- The exercise -
Read the data and repeat it in full, exactly.

- Information given -
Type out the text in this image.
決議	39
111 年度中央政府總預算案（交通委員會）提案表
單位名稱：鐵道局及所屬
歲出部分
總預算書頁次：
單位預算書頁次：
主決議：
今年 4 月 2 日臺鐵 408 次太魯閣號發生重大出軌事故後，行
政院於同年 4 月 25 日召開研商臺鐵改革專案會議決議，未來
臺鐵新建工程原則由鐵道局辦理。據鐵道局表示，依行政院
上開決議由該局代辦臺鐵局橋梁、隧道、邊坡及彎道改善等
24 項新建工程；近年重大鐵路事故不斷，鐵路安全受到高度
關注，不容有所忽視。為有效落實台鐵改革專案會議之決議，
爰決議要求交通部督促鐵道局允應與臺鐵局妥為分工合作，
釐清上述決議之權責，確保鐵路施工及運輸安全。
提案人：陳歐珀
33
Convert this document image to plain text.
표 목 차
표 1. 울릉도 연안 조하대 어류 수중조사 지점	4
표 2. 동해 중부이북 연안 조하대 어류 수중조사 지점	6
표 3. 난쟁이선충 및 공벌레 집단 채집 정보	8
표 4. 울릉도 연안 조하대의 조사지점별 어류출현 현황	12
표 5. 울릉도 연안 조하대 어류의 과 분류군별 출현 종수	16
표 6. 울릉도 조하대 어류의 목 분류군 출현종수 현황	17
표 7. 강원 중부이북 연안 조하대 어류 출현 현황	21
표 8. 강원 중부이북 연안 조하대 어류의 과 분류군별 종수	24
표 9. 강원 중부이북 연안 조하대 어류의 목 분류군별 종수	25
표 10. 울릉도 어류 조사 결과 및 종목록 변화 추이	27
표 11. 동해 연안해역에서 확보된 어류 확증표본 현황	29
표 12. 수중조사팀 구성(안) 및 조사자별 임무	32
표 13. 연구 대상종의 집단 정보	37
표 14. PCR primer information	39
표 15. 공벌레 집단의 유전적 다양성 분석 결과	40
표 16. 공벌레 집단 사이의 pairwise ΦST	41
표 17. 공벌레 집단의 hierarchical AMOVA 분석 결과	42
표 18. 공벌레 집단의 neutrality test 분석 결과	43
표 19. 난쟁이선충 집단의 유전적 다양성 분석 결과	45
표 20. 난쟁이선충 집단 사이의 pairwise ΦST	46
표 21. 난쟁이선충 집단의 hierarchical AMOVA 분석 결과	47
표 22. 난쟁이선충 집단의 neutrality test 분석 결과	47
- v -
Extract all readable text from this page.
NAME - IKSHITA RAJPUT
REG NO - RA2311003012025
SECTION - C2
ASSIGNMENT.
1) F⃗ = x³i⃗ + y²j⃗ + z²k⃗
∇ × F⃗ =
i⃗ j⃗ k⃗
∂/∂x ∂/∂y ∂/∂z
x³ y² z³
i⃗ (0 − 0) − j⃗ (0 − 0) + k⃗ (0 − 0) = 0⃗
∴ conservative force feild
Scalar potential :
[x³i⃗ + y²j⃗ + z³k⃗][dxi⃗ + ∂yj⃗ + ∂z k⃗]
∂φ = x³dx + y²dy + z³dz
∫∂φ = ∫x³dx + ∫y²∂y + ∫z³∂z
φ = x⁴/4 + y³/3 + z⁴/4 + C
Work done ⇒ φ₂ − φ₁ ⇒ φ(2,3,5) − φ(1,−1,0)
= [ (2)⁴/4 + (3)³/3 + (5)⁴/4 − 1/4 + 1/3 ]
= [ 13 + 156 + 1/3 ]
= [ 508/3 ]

- Exercise response -
Type out the text in this image.
決議	39
111 年度中央政府總預算案（交通委員會）提案表
單位名稱：鐵道局及所屬
歲出部分
總預算書頁次：
單位預算書頁次：
主決議：
今年 4 月 2 日臺鐵 408 次太魯閣號發生重大出軌事故後，行
政院於同年 4 月 25 日召開研商臺鐵改革專案會議決議，未來
臺鐵新建工程原則由鐵道局辦理。據鐵道局表示，依行政院
上開決議由該局代辦臺鐵局橋梁、隧道、邊坡及彎道改善等
24 項新建工程；近年重大鐵路事故不斷，鐵路安全受到高度
關注，不容有所忽視。為有效落實台鐵改革專案會議之決議，
爰決議要求交通部督促鐵道局允應與臺鐵局妥為分工合作，
釐清上述決議之權責，確保鐵路施工及運輸安全。
提案人：陳歐珀
33
Convert this document image to plain text.
표 목 차
표 1. 울릉도 연안 조하대 어류 수중조사 지점	4
표 2. 동해 중부이북 연안 조하대 어류 수중조사 지점	6
표 3. 난쟁이선충 및 공벌레 집단 채집 정보	8
표 4. 울릉도 연안 조하대의 조사지점별 어류출현 현황	12
표 5. 울릉도 연안 조하대 어류의 과 분류군별 출현 종수	16
표 6. 울릉도 조하대 어류의 목 분류군 출현종수 현황	17
표 7. 강원 중부이북 연안 조하대 어류 출현 현황	21
표 8. 강원 중부이북 연안 조하대 어류의 과 분류군별 종수	24
표 9. 강원 중부이북 연안 조하대 어류의 목 분류군별 종수	25
표 10. 울릉도 어류 조사 결과 및 종목록 변화 추이	27
표 11. 동해 연안해역에서 확보된 어류 확증표본 현황	29
표 12. 수중조사팀 구성(안) 및 조사자별 임무	32
표 13. 연구 대상종의 집단 정보	37
표 14. PCR primer information	39
표 15. 공벌레 집단의 유전적 다양성 분석 결과	40
표 16. 공벌레 집단 사이의 pairwise ΦST	41
표 17. 공벌레 집단의 hierarchical AMOVA 분석 결과	42
표 18. 공벌레 집단의 neutrality test 분석 결과	43
표 19. 난쟁이선충 집단의 유전적 다양성 분석 결과	45
표 20. 난쟁이선충 집단 사이의 pairwise ΦST	46
표 21. 난쟁이선충 집단의 hierarchical AMOVA 분석 결과	47
표 22. 난쟁이선충 집단의 neutrality test 분석 결과	47
- v -
Extract all readable text from this page.
NAME - IKSHITA RAJPUT
REG NO - RA2311003012025
SECTION - C2
ASSIGNMENT.
1) F⃗ = x³i⃗ + y²j⃗ + z²k⃗
∇ × F⃗ =
i⃗ j⃗ k⃗
∂/∂x ∂/∂y ∂/∂z
x³ y² z³
i⃗ (0 − 0) − j⃗ (0 − 0) + k⃗ (0 − 0) = 0⃗
∴ conservative force feild
Scalar potential :
[x³i⃗ + y²j⃗ + z³k⃗][dxi⃗ + ∂yj⃗ + ∂z k⃗]
∂φ = x³dx + y²dy + z³dz
∫∂φ = ∫x³dx + ∫y²∂y + ∫z³∂z
φ = x⁴/4 + y³/3 + z⁴/4 + C
Work done ⇒ φ₂ − φ₁ ⇒ φ(2,3,5) − φ(1,−1,0)
= [ (2)⁴/4 + (3)³/3 + (5)⁴/4 − 1/4 + 1/3 ]
= [ 13 + 156 + 1/3 ]
= [ 508/3 ]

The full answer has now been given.